(GIVEN TASK) Using the data beneath, show every line that includes the word "Interest".

(DATA SHOWN)
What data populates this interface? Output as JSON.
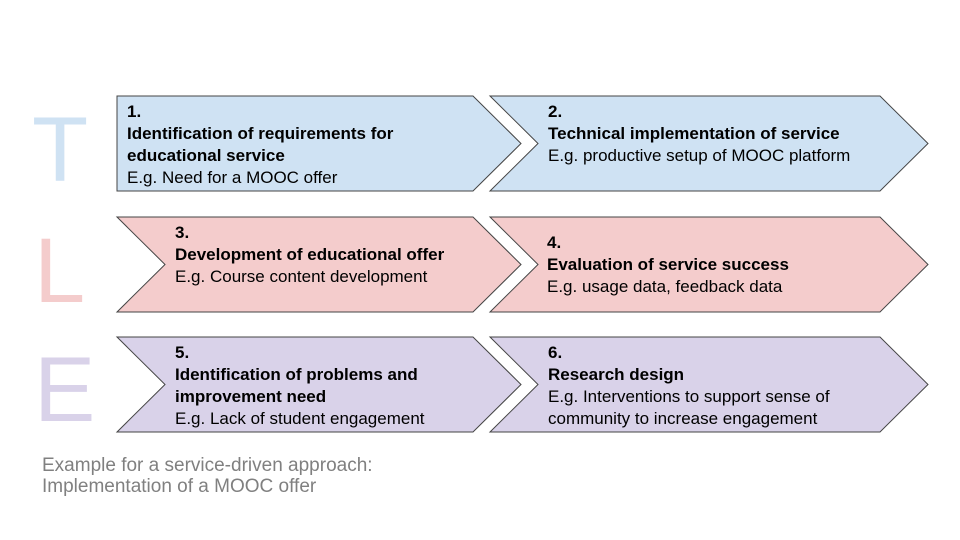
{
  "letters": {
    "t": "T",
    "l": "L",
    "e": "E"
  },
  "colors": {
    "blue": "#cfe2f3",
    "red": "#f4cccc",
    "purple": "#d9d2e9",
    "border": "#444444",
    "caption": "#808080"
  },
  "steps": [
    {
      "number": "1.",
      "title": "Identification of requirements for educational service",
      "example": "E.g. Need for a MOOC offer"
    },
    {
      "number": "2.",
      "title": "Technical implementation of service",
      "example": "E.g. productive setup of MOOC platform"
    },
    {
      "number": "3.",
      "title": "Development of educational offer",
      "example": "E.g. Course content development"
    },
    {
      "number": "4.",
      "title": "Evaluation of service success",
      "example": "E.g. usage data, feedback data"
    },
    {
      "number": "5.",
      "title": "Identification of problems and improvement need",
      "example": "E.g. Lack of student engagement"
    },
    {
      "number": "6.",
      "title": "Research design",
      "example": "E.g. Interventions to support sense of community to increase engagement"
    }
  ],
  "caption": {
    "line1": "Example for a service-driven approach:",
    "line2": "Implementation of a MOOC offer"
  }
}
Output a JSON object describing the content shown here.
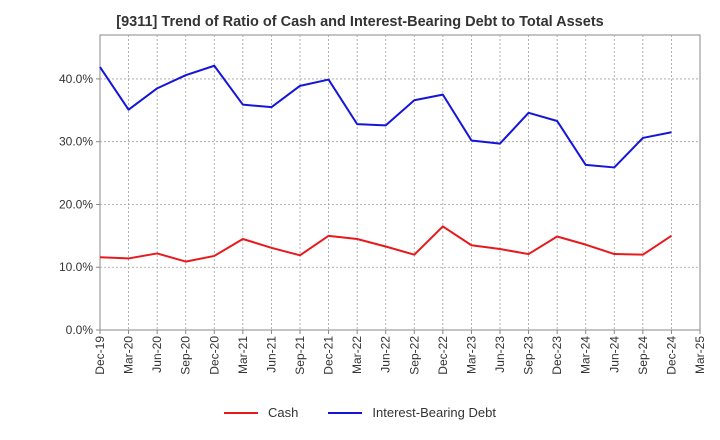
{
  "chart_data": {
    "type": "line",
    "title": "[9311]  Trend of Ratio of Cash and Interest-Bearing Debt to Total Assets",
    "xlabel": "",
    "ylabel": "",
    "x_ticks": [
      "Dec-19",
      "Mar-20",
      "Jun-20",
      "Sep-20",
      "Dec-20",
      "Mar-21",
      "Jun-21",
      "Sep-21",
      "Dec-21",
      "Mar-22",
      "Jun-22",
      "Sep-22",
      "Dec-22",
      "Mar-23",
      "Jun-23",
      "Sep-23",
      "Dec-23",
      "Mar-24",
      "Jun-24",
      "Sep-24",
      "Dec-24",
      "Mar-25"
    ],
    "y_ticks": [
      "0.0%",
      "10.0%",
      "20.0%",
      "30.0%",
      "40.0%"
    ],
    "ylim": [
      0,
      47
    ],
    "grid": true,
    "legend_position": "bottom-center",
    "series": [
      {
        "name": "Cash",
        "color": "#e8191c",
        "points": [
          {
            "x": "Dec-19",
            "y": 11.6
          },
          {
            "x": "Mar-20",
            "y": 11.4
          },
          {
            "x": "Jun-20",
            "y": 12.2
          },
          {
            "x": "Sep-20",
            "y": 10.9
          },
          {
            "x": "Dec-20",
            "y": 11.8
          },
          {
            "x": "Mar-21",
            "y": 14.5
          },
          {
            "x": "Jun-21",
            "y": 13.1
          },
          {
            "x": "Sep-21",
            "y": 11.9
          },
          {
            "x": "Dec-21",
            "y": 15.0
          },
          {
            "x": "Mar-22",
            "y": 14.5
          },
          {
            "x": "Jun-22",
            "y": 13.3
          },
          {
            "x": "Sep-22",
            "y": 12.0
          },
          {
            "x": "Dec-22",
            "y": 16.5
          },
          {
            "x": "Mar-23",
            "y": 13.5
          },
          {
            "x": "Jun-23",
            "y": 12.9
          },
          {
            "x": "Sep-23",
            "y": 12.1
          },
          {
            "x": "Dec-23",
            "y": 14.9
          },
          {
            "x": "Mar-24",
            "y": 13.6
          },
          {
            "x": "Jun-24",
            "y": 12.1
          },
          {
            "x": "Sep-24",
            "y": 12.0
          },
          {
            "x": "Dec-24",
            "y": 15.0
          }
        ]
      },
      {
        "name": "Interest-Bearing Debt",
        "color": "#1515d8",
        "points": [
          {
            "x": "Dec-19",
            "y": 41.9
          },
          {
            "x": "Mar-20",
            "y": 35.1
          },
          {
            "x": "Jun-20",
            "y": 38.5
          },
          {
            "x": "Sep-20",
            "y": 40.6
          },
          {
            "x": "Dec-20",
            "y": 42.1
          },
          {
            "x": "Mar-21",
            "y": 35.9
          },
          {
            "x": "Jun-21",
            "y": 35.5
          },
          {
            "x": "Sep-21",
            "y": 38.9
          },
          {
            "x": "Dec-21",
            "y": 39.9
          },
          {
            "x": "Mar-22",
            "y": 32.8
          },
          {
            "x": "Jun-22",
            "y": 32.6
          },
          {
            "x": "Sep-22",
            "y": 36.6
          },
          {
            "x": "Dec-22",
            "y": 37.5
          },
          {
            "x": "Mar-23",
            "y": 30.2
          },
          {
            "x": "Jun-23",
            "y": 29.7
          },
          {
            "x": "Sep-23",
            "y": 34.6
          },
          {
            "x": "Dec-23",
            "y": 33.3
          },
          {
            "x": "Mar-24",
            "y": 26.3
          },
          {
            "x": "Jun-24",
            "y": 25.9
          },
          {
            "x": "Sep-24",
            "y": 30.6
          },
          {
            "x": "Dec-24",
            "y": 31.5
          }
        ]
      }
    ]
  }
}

(RESPONSE)
    "title": "[9311]  Trend of Ratio of Cash and Interest-Bearing Debt to Total Assets",
        "name": "Interest-Bearing Debt",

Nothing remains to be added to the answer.